Can you copy the records below line for line, starting with the first line and going on through the line that contains "product-poster: 9 projection"?

[Annotated element entries]

-- start --

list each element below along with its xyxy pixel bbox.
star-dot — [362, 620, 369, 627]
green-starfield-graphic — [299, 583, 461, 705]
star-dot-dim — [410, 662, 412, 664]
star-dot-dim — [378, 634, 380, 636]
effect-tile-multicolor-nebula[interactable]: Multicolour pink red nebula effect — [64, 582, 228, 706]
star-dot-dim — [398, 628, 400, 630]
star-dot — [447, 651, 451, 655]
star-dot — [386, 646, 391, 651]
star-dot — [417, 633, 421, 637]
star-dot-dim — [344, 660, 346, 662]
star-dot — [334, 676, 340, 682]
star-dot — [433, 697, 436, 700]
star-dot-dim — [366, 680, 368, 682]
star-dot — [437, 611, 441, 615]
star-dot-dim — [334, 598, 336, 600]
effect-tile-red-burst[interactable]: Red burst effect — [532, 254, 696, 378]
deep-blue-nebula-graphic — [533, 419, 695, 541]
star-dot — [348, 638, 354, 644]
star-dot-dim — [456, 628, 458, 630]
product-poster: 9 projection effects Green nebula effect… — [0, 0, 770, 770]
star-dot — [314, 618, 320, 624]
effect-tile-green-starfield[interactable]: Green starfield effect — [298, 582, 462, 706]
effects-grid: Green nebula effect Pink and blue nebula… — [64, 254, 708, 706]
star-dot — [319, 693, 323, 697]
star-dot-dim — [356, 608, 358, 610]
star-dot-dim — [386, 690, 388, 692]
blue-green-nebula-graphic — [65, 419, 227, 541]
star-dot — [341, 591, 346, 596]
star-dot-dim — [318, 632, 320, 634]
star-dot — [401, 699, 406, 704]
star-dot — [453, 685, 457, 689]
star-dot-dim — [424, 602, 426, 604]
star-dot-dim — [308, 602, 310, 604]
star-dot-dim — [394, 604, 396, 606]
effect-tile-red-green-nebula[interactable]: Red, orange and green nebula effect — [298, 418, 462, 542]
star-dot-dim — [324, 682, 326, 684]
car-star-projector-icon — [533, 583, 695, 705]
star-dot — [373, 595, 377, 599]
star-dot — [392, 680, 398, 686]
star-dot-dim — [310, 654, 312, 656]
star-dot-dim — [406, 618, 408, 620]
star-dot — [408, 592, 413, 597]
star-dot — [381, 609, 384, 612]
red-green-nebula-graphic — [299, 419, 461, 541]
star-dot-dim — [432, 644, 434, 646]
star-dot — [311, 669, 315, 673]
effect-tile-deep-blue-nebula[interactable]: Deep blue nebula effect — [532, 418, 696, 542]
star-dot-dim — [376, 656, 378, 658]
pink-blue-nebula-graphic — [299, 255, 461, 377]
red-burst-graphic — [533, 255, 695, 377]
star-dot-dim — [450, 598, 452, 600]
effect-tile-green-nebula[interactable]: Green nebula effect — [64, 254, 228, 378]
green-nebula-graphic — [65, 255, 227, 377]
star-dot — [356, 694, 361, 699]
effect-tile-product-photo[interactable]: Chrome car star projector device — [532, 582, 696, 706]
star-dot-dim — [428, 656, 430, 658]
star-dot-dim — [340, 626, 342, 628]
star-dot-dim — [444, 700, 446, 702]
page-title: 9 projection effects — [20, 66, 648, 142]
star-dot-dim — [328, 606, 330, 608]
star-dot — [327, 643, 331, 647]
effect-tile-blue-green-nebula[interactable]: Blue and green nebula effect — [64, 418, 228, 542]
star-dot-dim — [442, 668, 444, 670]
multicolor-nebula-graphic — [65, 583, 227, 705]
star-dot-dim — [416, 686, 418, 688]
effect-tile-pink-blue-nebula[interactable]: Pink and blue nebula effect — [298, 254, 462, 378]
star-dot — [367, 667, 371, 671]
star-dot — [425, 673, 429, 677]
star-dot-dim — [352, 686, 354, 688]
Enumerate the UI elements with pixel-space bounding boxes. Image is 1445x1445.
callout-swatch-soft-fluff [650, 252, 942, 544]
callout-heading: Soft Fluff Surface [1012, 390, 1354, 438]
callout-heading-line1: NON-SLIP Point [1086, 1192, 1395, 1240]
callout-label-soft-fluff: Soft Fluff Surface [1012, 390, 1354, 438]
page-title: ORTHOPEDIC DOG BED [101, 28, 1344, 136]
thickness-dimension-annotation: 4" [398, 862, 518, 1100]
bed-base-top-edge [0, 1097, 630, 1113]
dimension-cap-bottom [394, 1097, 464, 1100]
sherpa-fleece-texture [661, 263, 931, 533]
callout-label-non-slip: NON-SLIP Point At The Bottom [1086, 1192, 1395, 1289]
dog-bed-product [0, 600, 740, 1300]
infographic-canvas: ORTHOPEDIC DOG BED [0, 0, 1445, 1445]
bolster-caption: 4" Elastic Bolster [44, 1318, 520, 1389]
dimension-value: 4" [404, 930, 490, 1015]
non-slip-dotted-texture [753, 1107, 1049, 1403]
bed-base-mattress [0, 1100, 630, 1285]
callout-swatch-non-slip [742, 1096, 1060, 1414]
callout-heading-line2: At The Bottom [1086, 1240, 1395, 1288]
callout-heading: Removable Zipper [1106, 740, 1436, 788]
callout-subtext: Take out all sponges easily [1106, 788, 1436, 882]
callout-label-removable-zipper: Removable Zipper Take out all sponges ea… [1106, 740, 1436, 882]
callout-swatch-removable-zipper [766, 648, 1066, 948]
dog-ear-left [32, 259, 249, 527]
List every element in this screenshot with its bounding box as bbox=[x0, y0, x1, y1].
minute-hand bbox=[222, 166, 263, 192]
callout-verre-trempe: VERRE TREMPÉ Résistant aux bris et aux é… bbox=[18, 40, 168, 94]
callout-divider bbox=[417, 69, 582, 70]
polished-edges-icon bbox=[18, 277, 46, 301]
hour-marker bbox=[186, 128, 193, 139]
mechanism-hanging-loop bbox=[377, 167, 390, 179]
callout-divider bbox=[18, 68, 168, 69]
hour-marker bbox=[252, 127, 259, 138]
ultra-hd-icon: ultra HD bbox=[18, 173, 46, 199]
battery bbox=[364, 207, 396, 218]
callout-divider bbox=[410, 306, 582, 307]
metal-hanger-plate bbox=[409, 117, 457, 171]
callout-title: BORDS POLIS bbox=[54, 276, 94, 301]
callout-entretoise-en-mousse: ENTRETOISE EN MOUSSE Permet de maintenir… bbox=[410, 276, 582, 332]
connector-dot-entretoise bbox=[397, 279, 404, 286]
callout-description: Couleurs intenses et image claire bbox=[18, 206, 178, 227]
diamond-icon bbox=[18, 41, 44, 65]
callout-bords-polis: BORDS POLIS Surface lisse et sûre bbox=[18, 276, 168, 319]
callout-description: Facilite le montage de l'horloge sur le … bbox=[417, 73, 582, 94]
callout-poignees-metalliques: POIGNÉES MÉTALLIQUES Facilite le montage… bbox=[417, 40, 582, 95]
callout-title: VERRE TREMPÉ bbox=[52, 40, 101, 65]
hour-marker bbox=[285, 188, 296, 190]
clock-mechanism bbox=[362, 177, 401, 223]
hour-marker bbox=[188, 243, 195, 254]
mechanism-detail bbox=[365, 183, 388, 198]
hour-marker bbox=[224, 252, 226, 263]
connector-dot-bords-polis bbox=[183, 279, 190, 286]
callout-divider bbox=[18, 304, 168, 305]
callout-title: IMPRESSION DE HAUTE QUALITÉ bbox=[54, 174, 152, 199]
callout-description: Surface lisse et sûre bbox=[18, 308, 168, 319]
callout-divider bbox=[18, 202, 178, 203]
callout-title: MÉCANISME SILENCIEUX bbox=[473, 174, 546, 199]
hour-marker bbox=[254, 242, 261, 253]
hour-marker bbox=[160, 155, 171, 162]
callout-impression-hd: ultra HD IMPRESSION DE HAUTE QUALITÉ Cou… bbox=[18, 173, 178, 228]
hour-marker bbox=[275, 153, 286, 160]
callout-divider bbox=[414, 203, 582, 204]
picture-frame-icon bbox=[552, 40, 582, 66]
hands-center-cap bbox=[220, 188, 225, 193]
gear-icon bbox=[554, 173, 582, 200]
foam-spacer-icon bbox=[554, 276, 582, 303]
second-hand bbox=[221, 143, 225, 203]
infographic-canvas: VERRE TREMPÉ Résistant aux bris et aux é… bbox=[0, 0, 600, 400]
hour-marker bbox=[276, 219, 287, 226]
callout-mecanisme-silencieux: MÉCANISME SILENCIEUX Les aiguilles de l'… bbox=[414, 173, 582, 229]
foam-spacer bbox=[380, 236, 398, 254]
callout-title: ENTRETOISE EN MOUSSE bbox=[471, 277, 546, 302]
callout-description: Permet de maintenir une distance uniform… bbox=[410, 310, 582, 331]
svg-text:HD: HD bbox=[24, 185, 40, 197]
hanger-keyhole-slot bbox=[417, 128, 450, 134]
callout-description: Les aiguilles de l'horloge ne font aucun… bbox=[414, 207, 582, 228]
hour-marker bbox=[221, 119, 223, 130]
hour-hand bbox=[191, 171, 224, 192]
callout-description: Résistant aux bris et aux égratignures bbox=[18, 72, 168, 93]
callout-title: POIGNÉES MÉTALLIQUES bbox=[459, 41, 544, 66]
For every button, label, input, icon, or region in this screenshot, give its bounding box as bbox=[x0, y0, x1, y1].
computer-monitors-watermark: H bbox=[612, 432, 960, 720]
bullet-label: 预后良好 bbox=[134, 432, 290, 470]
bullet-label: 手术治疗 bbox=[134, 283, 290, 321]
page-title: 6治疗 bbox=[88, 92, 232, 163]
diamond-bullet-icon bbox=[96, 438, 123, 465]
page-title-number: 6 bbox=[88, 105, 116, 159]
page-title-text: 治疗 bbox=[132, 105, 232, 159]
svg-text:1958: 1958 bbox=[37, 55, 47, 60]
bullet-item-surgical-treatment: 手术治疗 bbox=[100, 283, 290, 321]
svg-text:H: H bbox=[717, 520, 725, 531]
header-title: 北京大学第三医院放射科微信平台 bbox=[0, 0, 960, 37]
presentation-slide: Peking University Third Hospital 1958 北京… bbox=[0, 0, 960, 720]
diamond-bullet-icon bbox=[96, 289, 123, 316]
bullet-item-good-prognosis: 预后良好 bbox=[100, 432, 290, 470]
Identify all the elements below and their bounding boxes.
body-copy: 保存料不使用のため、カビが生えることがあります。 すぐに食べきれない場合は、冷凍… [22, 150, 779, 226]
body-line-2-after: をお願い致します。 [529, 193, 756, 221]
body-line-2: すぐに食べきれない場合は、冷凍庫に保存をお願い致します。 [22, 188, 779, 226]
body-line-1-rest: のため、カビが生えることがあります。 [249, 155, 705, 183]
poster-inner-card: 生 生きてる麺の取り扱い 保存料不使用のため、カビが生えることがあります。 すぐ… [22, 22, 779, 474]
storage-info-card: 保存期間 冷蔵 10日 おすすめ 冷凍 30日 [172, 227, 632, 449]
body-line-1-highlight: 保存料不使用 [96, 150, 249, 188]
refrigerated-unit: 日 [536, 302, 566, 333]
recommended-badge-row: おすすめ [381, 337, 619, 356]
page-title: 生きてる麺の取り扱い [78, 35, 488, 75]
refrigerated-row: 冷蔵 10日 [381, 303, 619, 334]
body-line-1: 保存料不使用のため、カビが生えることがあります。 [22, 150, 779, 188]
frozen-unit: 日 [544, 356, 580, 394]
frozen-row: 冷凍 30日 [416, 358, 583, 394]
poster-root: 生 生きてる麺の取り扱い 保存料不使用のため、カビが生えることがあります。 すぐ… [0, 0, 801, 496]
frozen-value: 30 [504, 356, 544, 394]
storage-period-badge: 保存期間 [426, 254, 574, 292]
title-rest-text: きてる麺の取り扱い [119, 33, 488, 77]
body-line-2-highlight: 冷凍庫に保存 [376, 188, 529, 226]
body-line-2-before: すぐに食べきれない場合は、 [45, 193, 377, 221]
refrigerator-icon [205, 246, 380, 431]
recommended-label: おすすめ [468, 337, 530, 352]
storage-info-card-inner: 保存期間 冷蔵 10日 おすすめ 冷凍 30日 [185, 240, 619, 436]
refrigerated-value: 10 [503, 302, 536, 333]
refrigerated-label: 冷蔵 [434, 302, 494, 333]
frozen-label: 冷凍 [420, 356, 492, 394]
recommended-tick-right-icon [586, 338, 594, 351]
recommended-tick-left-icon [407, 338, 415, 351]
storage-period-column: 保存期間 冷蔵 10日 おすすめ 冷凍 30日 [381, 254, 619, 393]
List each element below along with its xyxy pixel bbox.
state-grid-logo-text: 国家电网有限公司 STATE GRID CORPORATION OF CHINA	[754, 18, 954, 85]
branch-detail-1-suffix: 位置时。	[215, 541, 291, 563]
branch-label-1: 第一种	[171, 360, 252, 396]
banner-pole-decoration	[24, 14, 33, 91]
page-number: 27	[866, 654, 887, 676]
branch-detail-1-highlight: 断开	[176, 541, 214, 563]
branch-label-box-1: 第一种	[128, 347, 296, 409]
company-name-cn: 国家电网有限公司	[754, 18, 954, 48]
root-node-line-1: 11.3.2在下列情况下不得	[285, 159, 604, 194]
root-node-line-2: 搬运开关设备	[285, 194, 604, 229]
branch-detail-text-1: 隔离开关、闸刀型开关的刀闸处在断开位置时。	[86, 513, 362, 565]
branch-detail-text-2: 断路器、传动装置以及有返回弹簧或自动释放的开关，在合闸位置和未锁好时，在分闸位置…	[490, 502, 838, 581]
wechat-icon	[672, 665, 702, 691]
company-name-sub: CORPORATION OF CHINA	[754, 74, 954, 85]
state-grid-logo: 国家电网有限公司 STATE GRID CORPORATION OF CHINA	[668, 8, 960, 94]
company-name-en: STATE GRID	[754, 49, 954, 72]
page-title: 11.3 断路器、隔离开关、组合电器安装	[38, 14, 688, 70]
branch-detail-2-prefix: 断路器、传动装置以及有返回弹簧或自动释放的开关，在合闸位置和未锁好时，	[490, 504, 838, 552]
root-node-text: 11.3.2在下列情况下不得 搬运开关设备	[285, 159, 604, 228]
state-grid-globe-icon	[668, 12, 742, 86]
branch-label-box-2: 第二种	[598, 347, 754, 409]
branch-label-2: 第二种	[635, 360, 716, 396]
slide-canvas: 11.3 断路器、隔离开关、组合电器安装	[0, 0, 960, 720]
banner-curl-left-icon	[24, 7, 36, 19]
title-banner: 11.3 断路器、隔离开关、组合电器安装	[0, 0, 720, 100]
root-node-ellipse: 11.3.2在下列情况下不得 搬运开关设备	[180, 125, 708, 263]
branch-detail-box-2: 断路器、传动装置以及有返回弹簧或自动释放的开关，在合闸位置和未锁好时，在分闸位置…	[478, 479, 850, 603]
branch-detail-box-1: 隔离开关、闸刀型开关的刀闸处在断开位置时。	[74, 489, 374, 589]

-- end --

* **TASK SOLUTION**
list each element below along with its xyxy pixel bbox.
star-dot — [362, 620, 369, 627]
green-starfield-graphic — [299, 583, 461, 705]
star-dot-dim — [410, 662, 412, 664]
star-dot-dim — [378, 634, 380, 636]
effect-tile-multicolor-nebula[interactable]: Multicolour pink red nebula effect — [64, 582, 228, 706]
star-dot-dim — [398, 628, 400, 630]
star-dot — [447, 651, 451, 655]
star-dot — [386, 646, 391, 651]
star-dot — [417, 633, 421, 637]
star-dot-dim — [344, 660, 346, 662]
star-dot — [334, 676, 340, 682]
star-dot — [433, 697, 436, 700]
star-dot-dim — [366, 680, 368, 682]
star-dot — [437, 611, 441, 615]
star-dot-dim — [334, 598, 336, 600]
effect-tile-red-burst[interactable]: Red burst effect — [532, 254, 696, 378]
deep-blue-nebula-graphic — [533, 419, 695, 541]
star-dot — [348, 638, 354, 644]
star-dot-dim — [456, 628, 458, 630]
product-poster: 9 projection effects Green nebula effect… — [0, 0, 770, 770]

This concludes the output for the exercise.